What to work on: Output each line of the material exactly as it stands.

# # # #

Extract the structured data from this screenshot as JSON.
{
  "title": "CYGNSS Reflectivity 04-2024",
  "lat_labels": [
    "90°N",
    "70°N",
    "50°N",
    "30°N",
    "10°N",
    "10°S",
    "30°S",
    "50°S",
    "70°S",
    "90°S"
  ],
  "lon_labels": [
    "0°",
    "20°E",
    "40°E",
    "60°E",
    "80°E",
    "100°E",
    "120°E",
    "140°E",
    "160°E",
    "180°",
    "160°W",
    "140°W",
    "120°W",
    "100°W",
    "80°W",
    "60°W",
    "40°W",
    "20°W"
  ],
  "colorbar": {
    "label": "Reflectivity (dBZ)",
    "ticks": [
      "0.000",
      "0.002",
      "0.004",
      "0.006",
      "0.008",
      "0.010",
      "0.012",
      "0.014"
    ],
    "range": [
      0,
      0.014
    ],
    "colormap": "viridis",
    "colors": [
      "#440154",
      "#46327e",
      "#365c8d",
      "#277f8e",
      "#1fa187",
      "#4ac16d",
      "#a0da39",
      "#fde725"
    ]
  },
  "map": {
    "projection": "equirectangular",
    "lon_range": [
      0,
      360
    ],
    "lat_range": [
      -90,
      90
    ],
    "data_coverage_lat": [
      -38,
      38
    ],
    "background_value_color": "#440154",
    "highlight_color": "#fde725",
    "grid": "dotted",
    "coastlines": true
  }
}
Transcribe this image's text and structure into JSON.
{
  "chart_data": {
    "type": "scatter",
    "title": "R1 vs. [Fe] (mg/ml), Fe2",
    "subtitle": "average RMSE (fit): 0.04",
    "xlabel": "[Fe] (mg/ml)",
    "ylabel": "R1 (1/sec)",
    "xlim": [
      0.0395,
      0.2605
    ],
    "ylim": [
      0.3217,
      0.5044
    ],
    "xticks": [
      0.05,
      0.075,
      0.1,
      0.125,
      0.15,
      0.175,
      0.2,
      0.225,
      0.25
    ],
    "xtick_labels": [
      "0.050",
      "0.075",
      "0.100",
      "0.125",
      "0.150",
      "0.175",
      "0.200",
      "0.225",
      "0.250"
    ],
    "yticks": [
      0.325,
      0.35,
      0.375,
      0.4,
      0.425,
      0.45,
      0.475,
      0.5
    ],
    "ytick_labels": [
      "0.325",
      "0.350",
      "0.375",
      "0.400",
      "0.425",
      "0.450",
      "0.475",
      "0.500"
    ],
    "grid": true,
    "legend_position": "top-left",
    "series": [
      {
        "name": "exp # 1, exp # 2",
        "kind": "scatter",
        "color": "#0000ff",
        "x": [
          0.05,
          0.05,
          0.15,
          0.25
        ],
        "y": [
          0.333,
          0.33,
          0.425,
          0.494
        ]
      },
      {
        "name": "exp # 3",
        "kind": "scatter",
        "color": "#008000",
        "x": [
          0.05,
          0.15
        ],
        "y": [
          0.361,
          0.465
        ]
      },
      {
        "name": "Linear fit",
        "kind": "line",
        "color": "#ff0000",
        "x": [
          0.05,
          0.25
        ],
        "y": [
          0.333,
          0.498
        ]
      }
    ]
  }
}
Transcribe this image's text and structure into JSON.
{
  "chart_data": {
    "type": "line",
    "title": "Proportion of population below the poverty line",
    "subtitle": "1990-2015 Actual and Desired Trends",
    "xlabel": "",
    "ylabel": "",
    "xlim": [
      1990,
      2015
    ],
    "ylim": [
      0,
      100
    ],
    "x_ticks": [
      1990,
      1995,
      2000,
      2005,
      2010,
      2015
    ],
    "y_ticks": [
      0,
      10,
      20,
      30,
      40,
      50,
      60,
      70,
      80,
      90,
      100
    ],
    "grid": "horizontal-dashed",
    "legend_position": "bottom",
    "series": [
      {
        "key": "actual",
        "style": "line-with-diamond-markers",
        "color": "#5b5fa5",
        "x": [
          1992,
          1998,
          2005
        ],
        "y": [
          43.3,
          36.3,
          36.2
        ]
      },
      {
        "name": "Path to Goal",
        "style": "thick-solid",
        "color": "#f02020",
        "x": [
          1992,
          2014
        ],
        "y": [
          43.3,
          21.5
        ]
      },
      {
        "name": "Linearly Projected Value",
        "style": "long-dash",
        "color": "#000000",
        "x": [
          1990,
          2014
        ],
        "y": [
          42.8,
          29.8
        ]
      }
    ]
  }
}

# # # #

Exercise response:
Extract the structured data from this screenshot as JSON.
{
  "title": "CYGNSS Reflectivity 04-2024",
  "lat_labels": [
    "90°N",
    "70°N",
    "50°N",
    "30°N",
    "10°N",
    "10°S",
    "30°S",
    "50°S",
    "70°S",
    "90°S"
  ],
  "lon_labels": [
    "0°",
    "20°E",
    "40°E",
    "60°E",
    "80°E",
    "100°E",
    "120°E",
    "140°E",
    "160°E",
    "180°",
    "160°W",
    "140°W",
    "120°W",
    "100°W",
    "80°W",
    "60°W",
    "40°W",
    "20°W"
  ],
  "colorbar": {
    "label": "Reflectivity (dBZ)",
    "ticks": [
      "0.000",
      "0.002",
      "0.004",
      "0.006",
      "0.008",
      "0.010",
      "0.012",
      "0.014"
    ],
    "range": [
      0,
      0.014
    ],
    "colormap": "viridis",
    "colors": [
      "#440154",
      "#46327e",
      "#365c8d",
      "#277f8e",
      "#1fa187",
      "#4ac16d",
      "#a0da39",
      "#fde725"
    ]
  },
  "map": {
    "projection": "equirectangular",
    "lon_range": [
      0,
      360
    ],
    "lat_range": [
      -90,
      90
    ],
    "data_coverage_lat": [
      -38,
      38
    ],
    "background_value_color": "#440154",
    "highlight_color": "#fde725",
    "grid": "dotted",
    "coastlines": true
  }
}
Transcribe this image's text and structure into JSON.
{
  "chart_data": {
    "type": "scatter",
    "title": "R1 vs. [Fe] (mg/ml), Fe2",
    "subtitle": "average RMSE (fit): 0.04",
    "xlabel": "[Fe] (mg/ml)",
    "ylabel": "R1 (1/sec)",
    "xlim": [
      0.0395,
      0.2605
    ],
    "ylim": [
      0.3217,
      0.5044
    ],
    "xticks": [
      0.05,
      0.075,
      0.1,
      0.125,
      0.15,
      0.175,
      0.2,
      0.225,
      0.25
    ],
    "xtick_labels": [
      "0.050",
      "0.075",
      "0.100",
      "0.125",
      "0.150",
      "0.175",
      "0.200",
      "0.225",
      "0.250"
    ],
    "yticks": [
      0.325,
      0.35,
      0.375,
      0.4,
      0.425,
      0.45,
      0.475,
      0.5
    ],
    "ytick_labels": [
      "0.325",
      "0.350",
      "0.375",
      "0.400",
      "0.425",
      "0.450",
      "0.475",
      "0.500"
    ],
    "grid": true,
    "legend_position": "top-left",
    "series": [
      {
        "name": "exp # 1, exp # 2",
        "kind": "scatter",
        "color": "#0000ff",
        "x": [
          0.05,
          0.05,
          0.15,
          0.25
        ],
        "y": [
          0.333,
          0.33,
          0.425,
          0.494
        ]
      },
      {
        "name": "exp # 3",
        "kind": "scatter",
        "color": "#008000",
        "x": [
          0.05,
          0.15
        ],
        "y": [
          0.361,
          0.465
        ]
      },
      {
        "name": "Linear fit",
        "kind": "line",
        "color": "#ff0000",
        "x": [
          0.05,
          0.25
        ],
        "y": [
          0.333,
          0.498
        ]
      }
    ]
  }
}
Transcribe this image's text and structure into JSON.
{
  "chart_data": {
    "type": "line",
    "title": "Proportion of population below the poverty line",
    "subtitle": "1990-2015 Actual and Desired Trends",
    "xlabel": "",
    "ylabel": "",
    "xlim": [
      1990,
      2015
    ],
    "ylim": [
      0,
      100
    ],
    "x_ticks": [
      1990,
      1995,
      2000,
      2005,
      2010,
      2015
    ],
    "y_ticks": [
      0,
      10,
      20,
      30,
      40,
      50,
      60,
      70,
      80,
      90,
      100
    ],
    "grid": "horizontal-dashed",
    "legend_position": "bottom",
    "series": [
      {
        "key": "actual",
        "style": "line-with-diamond-markers",
        "color": "#5b5fa5",
        "x": [
          1992,
          1998,
          2005
        ],
        "y": [
          43.3,
          36.3,
          36.2
        ]
      },
      {
        "name": "Path to Goal",
        "style": "thick-solid",
        "color": "#f02020",
        "x": [
          1992,
          2014
        ],
        "y": [
          43.3,
          21.5
        ]
      },
      {
        "name": "Linearly Projected Value",
        "style": "long-dash",
        "color": "#000000",
        "x": [
          1990,
          2014
        ],
        "y": [
          42.8,
          29.8
        ]
      }
    ]
  }
}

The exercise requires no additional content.